- [Provided data]
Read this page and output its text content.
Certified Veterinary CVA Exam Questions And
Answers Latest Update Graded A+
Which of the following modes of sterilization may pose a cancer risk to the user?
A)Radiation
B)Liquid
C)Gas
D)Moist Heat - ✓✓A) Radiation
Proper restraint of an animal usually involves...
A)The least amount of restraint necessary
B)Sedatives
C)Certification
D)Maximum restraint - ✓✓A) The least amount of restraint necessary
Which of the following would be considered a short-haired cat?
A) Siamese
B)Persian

- [Your objective]
Report how many lines of the listing above include the word "Which". Say nothing but the number.

- [Written response]
2